• Exercise objective: Restate the entries below word for word, omitting nothing.
>> BEGIN Data entries
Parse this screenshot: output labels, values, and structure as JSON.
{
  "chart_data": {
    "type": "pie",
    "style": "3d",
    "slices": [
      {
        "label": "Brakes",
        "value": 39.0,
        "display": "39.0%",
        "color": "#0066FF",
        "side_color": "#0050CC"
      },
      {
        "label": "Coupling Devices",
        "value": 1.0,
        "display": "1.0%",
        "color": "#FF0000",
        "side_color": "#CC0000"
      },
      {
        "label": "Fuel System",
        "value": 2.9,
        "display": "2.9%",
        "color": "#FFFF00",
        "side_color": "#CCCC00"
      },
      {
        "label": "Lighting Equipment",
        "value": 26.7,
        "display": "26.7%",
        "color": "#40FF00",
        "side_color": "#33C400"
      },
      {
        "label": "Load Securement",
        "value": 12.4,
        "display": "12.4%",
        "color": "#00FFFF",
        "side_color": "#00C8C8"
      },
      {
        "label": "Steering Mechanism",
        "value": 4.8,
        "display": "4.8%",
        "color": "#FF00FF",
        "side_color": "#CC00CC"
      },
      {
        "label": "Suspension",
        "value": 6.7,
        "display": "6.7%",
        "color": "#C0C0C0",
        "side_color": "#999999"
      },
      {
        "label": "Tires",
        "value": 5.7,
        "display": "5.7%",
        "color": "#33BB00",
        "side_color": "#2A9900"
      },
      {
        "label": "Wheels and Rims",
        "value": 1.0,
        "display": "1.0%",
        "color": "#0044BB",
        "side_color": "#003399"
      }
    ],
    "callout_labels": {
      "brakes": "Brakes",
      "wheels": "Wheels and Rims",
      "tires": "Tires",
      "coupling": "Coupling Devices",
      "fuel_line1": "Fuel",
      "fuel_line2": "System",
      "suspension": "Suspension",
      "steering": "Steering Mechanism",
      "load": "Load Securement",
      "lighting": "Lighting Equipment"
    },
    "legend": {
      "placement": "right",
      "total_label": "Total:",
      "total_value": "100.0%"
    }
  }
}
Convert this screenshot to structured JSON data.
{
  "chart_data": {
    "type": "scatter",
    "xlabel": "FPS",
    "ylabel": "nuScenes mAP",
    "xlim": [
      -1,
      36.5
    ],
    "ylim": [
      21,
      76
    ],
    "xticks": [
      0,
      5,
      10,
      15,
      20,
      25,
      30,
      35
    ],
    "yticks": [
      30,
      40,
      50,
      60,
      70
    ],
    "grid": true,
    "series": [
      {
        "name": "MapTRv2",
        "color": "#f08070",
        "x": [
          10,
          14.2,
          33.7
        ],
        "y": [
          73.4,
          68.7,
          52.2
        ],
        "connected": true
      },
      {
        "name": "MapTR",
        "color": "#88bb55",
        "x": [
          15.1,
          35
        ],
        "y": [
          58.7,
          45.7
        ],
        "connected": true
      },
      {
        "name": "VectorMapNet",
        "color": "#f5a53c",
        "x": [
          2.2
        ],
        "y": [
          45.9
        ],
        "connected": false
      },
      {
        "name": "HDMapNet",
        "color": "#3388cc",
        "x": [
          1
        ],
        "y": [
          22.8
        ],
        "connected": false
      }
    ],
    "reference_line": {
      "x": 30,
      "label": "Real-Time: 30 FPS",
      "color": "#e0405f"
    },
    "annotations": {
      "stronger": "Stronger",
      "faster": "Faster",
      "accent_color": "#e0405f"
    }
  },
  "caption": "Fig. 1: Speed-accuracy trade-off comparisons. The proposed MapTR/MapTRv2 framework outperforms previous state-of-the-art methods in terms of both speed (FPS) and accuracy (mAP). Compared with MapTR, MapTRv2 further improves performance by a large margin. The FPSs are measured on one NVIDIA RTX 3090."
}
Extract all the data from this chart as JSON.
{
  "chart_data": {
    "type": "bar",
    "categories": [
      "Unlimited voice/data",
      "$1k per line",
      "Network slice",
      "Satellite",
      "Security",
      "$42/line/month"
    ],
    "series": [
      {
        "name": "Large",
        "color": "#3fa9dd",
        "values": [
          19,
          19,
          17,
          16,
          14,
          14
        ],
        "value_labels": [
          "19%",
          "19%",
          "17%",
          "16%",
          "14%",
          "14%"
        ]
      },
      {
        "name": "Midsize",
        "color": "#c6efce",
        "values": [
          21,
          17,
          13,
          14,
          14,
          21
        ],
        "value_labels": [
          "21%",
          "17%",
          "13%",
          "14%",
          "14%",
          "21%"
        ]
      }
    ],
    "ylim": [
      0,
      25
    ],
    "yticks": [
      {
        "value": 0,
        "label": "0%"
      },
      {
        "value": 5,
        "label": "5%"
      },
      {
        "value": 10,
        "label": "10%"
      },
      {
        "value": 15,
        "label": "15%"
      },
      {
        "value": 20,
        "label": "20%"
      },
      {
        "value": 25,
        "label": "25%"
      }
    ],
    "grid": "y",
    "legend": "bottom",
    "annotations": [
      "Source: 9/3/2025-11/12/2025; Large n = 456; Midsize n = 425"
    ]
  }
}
>> END Data entries
• Solution for this task:
Parse this screenshot: output labels, values, and structure as JSON.
{
  "chart_data": {
    "type": "pie",
    "style": "3d",
    "slices": [
      {
        "label": "Brakes",
        "value": 39.0,
        "display": "39.0%",
        "color": "#0066FF",
        "side_color": "#0050CC"
      },
      {
        "label": "Coupling Devices",
        "value": 1.0,
        "display": "1.0%",
        "color": "#FF0000",
        "side_color": "#CC0000"
      },
      {
        "label": "Fuel System",
        "value": 2.9,
        "display": "2.9%",
        "color": "#FFFF00",
        "side_color": "#CCCC00"
      },
      {
        "label": "Lighting Equipment",
        "value": 26.7,
        "display": "26.7%",
        "color": "#40FF00",
        "side_color": "#33C400"
      },
      {
        "label": "Load Securement",
        "value": 12.4,
        "display": "12.4%",
        "color": "#00FFFF",
        "side_color": "#00C8C8"
      },
      {
        "label": "Steering Mechanism",
        "value": 4.8,
        "display": "4.8%",
        "color": "#FF00FF",
        "side_color": "#CC00CC"
      },
      {
        "label": "Suspension",
        "value": 6.7,
        "display": "6.7%",
        "color": "#C0C0C0",
        "side_color": "#999999"
      },
      {
        "label": "Tires",
        "value": 5.7,
        "display": "5.7%",
        "color": "#33BB00",
        "side_color": "#2A9900"
      },
      {
        "label": "Wheels and Rims",
        "value": 1.0,
        "display": "1.0%",
        "color": "#0044BB",
        "side_color": "#003399"
      }
    ],
    "callout_labels": {
      "brakes": "Brakes",
      "wheels": "Wheels and Rims",
      "tires": "Tires",
      "coupling": "Coupling Devices",
      "fuel_line1": "Fuel",
      "fuel_line2": "System",
      "suspension": "Suspension",
      "steering": "Steering Mechanism",
      "load": "Load Securement",
      "lighting": "Lighting Equipment"
    },
    "legend": {
      "placement": "right",
      "total_label": "Total:",
      "total_value": "100.0%"
    }
  }
}
Convert this screenshot to structured JSON data.
{
  "chart_data": {
    "type": "scatter",
    "xlabel": "FPS",
    "ylabel": "nuScenes mAP",
    "xlim": [
      -1,
      36.5
    ],
    "ylim": [
      21,
      76
    ],
    "xticks": [
      0,
      5,
      10,
      15,
      20,
      25,
      30,
      35
    ],
    "yticks": [
      30,
      40,
      50,
      60,
      70
    ],
    "grid": true,
    "series": [
      {
        "name": "MapTRv2",
        "color": "#f08070",
        "x": [
          10,
          14.2,
          33.7
        ],
        "y": [
          73.4,
          68.7,
          52.2
        ],
        "connected": true
      },
      {
        "name": "MapTR",
        "color": "#88bb55",
        "x": [
          15.1,
          35
        ],
        "y": [
          58.7,
          45.7
        ],
        "connected": true
      },
      {
        "name": "VectorMapNet",
        "color": "#f5a53c",
        "x": [
          2.2
        ],
        "y": [
          45.9
        ],
        "connected": false
      },
      {
        "name": "HDMapNet",
        "color": "#3388cc",
        "x": [
          1
        ],
        "y": [
          22.8
        ],
        "connected": false
      }
    ],
    "reference_line": {
      "x": 30,
      "label": "Real-Time: 30 FPS",
      "color": "#e0405f"
    },
    "annotations": {
      "stronger": "Stronger",
      "faster": "Faster",
      "accent_color": "#e0405f"
    }
  },
  "caption": "Fig. 1: Speed-accuracy trade-off comparisons. The proposed MapTR/MapTRv2 framework outperforms previous state-of-the-art methods in terms of both speed (FPS) and accuracy (mAP). Compared with MapTR, MapTRv2 further improves performance by a large margin. The FPSs are measured on one NVIDIA RTX 3090."
}
Extract all the data from this chart as JSON.
{
  "chart_data": {
    "type": "bar",
    "categories": [
      "Unlimited voice/data",
      "$1k per line",
      "Network slice",
      "Satellite",
      "Security",
      "$42/line/month"
    ],
    "series": [
      {
        "name": "Large",
        "color": "#3fa9dd",
        "values": [
          19,
          19,
          17,
          16,
          14,
          14
        ],
        "value_labels": [
          "19%",
          "19%",
          "17%",
          "16%",
          "14%",
          "14%"
        ]
      },
      {
        "name": "Midsize",
        "color": "#c6efce",
        "values": [
          21,
          17,
          13,
          14,
          14,
          21
        ],
        "value_labels": [
          "21%",
          "17%",
          "13%",
          "14%",
          "14%",
          "21%"
        ]
      }
    ],
    "ylim": [
      0,
      25
    ],
    "yticks": [
      {
        "value": 0,
        "label": "0%"
      },
      {
        "value": 5,
        "label": "5%"
      },
      {
        "value": 10,
        "label": "10%"
      },
      {
        "value": 15,
        "label": "15%"
      },
      {
        "value": 20,
        "label": "20%"
      },
      {
        "value": 25,
        "label": "25%"
      }
    ],
    "grid": "y",
    "legend": "bottom",
    "annotations": [
      "Source: 9/3/2025-11/12/2025; Large n = 456; Midsize n = 425"
    ]
  }
}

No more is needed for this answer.